Introduction
One of the most pressing problems facing our society today is animosity across political and social lines. It causes tensions between family and friends, politicians, and the public at large. The acrimony between political groups makes it challenging for people and the government that serves them to solve societal problems.
Using the example of climate change, this data story aims to provide evidence that the discussion around this phenomenon is highly polarized and that this polarization is motivated by differences between socio-political subgroups. To achieve this, we extracted quotations related to climate change that have been uttered by Democrats and Republicans between 2015 and 2020 from the quotebank dataset. We then enriched these quotations with socio-demographic data and clustered the quotation embeddings as a means to identify prominent topics. Measuring within-topic and between-topic group affiliation, our work aims to contribute to a deeper understanding of how group divisions manifest themselves in language.
Climate Change in US Politics
Starting from an initial preprocessing and filtering phase, which consists in discarding quotes delivered from speakers not affiliated with either Republicans or Democrats together with quotes from speakers who changed political parties between 2015 and 2020, we focus on a remodeled dataset containing 5,286,461 quotations. Out of these, 2,528,204 are from Republicans and 2,758,257 from Democrats.
Grouping by speaker for further analysis, we obtained quotations from 15,826 different speakers (7,899 of which are Republicans and 7,972 Democrats). Hence, the two sets are balanced.
Analyzing the gender ratio, it is noticeable that female speakers are significantly less quoted than the male speakers, but they are more frequent in the Democrats than in the Republican party. In particular, only 16.56% of the Republican quotes are delivered by women, whereas the percentage raises to 34.50% in the Democratic party.

[Raw records]
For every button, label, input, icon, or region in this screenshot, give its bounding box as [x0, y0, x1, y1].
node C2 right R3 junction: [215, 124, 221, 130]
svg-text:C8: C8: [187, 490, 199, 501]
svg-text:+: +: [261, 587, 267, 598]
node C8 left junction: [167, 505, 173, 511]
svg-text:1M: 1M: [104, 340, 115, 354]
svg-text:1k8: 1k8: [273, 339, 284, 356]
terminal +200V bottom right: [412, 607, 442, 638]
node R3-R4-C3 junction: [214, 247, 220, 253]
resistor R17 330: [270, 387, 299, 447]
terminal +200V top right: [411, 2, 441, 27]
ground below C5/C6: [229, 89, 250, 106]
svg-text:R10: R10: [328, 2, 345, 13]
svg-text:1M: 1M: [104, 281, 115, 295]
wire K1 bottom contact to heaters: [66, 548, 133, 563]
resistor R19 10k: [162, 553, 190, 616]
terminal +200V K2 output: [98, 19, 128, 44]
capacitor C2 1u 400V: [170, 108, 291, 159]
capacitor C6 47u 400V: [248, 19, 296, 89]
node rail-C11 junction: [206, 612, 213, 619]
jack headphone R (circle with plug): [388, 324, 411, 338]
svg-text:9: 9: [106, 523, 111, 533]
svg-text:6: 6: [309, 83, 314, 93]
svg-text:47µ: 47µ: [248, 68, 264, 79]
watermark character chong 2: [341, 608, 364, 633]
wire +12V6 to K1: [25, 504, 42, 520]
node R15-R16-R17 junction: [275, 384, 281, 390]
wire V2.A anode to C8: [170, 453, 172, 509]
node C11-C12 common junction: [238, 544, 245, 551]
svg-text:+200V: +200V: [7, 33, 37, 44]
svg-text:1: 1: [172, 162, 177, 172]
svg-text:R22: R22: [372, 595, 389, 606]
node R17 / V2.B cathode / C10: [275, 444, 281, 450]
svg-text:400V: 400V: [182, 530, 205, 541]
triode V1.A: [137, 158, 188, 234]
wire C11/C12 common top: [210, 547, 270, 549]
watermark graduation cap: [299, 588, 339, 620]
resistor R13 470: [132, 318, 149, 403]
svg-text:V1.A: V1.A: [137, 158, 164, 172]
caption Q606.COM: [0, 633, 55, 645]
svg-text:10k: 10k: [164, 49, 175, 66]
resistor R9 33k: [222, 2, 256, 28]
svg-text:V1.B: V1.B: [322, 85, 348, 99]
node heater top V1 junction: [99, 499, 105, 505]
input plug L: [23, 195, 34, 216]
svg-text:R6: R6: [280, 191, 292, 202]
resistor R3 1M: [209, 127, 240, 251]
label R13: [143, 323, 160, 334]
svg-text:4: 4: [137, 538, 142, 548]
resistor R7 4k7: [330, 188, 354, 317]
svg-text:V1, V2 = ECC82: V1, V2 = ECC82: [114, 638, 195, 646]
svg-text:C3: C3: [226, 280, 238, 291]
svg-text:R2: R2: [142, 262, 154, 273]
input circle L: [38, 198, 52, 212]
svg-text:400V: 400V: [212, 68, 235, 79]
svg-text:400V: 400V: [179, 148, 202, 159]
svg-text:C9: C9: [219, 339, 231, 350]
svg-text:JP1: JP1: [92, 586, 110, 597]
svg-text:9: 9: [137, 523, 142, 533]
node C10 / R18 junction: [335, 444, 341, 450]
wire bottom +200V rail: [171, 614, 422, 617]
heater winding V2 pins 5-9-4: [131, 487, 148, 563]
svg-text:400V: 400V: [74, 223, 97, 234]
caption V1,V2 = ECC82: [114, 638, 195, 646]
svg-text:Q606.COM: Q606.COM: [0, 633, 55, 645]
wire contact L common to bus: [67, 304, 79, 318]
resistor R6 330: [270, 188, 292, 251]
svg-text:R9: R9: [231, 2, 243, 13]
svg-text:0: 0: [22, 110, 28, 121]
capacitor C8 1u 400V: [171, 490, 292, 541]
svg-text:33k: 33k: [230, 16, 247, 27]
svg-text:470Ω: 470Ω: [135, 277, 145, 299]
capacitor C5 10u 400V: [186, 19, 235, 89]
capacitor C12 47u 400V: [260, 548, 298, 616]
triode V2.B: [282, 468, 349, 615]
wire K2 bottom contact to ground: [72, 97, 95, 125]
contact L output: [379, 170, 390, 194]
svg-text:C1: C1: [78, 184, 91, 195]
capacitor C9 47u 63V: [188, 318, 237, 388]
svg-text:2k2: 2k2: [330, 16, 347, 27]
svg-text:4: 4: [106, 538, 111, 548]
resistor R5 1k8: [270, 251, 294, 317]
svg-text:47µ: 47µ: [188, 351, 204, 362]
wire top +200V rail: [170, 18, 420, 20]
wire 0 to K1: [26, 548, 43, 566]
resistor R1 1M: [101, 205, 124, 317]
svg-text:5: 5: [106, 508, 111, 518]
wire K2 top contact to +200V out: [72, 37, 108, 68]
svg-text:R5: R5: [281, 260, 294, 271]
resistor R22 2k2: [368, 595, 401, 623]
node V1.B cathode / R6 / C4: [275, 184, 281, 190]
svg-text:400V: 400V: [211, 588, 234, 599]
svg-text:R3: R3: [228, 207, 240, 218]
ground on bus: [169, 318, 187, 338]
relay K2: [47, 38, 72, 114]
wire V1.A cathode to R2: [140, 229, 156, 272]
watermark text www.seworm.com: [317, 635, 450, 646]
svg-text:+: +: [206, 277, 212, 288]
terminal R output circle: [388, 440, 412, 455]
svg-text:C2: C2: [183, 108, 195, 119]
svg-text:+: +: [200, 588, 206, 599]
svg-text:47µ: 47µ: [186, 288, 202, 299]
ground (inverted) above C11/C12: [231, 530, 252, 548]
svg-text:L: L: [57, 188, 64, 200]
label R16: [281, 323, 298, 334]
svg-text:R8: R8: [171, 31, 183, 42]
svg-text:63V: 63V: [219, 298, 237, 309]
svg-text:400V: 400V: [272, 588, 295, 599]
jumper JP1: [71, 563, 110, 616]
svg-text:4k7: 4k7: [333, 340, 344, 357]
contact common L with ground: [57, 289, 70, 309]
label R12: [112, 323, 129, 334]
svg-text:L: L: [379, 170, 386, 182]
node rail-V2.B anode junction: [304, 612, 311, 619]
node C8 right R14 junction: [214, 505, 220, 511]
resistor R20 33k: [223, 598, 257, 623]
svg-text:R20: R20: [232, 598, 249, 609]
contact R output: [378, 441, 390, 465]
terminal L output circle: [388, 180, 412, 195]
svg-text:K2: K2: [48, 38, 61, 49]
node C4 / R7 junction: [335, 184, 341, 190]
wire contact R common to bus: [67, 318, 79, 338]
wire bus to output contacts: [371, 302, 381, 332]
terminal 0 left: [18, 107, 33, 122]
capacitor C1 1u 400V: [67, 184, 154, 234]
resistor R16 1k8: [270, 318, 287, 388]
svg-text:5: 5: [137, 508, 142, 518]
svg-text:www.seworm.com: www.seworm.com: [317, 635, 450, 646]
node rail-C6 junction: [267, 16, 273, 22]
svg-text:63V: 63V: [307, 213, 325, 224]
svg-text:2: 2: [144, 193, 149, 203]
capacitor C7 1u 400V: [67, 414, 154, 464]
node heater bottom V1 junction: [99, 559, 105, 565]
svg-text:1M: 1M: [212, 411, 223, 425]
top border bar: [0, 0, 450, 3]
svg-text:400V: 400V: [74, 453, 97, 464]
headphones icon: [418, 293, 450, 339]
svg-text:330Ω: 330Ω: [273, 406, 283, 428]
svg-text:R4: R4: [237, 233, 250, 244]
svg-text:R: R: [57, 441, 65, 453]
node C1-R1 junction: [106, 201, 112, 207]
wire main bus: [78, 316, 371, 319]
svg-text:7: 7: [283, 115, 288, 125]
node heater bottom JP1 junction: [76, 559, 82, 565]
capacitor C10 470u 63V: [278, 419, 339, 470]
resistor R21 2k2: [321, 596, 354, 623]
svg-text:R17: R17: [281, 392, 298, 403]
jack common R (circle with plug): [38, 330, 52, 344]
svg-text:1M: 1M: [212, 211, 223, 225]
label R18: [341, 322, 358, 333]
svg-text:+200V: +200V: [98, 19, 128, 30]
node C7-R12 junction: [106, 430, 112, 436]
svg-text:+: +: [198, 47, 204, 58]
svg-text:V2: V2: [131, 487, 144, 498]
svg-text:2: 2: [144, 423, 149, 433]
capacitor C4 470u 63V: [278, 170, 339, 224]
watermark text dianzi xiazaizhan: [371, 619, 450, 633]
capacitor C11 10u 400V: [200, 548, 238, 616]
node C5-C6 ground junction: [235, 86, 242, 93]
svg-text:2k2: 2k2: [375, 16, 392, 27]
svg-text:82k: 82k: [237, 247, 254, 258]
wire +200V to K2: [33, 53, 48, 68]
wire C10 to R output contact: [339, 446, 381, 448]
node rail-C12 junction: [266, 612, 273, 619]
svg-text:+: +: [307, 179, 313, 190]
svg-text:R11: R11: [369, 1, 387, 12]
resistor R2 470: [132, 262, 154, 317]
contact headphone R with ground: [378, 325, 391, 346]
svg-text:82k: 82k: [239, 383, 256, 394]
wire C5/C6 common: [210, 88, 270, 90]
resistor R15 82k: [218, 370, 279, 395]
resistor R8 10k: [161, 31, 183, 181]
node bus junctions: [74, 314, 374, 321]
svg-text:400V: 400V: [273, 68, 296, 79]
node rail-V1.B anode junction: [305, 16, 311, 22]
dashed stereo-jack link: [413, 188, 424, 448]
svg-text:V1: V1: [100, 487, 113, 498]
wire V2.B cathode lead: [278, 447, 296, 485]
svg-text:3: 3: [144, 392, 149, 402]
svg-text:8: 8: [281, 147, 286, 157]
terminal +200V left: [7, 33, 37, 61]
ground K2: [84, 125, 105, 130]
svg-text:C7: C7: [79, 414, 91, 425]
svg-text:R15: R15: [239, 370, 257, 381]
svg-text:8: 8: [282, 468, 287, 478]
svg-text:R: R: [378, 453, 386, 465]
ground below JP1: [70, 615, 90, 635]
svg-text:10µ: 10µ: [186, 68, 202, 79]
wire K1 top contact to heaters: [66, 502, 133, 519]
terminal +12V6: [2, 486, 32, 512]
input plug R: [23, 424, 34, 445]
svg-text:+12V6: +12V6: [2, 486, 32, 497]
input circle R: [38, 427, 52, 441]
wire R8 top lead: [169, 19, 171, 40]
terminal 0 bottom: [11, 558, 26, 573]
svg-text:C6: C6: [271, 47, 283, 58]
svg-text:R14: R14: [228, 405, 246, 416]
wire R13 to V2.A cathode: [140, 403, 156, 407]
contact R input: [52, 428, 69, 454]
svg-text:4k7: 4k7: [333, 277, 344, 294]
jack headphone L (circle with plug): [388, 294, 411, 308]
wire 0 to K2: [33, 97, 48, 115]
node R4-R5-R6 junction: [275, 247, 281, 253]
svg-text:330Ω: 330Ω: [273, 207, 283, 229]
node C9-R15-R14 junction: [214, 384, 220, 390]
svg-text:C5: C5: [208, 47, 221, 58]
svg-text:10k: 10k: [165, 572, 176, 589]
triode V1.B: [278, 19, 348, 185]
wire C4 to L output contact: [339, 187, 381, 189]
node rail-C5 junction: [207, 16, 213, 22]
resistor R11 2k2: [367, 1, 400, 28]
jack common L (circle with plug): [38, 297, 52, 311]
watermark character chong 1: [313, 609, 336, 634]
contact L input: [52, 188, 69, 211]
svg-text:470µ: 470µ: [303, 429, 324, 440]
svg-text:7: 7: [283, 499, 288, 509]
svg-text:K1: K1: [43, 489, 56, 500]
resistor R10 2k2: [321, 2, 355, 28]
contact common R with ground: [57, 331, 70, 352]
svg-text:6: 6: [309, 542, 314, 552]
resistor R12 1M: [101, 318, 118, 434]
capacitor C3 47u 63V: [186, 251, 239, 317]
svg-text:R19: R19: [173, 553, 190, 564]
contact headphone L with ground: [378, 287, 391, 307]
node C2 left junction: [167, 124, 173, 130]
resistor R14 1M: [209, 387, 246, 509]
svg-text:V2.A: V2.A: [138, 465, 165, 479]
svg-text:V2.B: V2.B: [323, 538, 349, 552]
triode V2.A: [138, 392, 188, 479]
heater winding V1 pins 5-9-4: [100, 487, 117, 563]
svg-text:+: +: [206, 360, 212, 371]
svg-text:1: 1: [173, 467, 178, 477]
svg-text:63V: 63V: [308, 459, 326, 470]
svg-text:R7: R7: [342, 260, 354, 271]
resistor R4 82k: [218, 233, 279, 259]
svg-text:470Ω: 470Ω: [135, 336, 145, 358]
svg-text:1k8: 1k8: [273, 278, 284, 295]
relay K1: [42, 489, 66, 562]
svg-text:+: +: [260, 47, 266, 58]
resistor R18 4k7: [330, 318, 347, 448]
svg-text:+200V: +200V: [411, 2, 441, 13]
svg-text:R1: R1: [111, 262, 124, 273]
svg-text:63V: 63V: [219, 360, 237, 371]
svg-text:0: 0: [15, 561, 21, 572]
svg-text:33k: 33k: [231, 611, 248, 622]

[Exercise set]
A. According to the data story on climate change polarization, what percentage of Democratic quotes are delivered by women?
B. Carry on the data story about political polarization over climate change, picking up after its final sentence.

[Answer set]
A. 34.50%

B.
Climate Change Topic Selection
In order to better focus on the wide reasearch question, we decided to concentrate our exploration on climate change related quotations only. Here the division between the two parties visibly changes. The dataset becomes unbalanced, as shown below. There are significantly more quotes from Democrats compared to Republicans. This is a first indication that Democrats discuss climate change more than Republicans.
How Often Do Republicans and Democrats Talk About Climate Change ?
By analyzing the time series of the ratio of climate change related quotes over the total number of quotes, we can observe how often the topic was covered by these politicians throughout 2015-2020.
The following plot visualizes the share of climate change quotes as a time series on a day-by-day base. The ratio is shown in log-scale.
We can now confirm that Democrats talk more often about climate change than Republicans. To better display this difference, we decided to change the granularity from day to month, being the most reasonable choice. The difference is now clearly visible.
The Republicans have talked more about climate change only during three short time periods. Diving deeper into these three points could be an interesting starting point for future research.
Furthermore, the peak for Democrats i.e., the period where the ratio is at its maximum value, corresponds to the minimum for Republicans. This fact already suggests that some way of polarization in topic selection occurred.
Quote Similarity
Getting a deeper understanding of how polarization manifests itself in language, we use BERT’s pre-trained Sentence Transformer
to embed the quotations into numerical arrays of the same length (768 digits). With these embeddings as a vantage point, we could now use similarity metrics such as the cosine similarity to investigate within-party and between-party polarization. The evaluated cosine similarity yields a continuous number between 0 and 1, with a higher value indicating a higher similarity. It’s worth noticing that the similarity metric presented is more precisely a semantic similarity between 2 sentences (i.e., how similar is their meaning).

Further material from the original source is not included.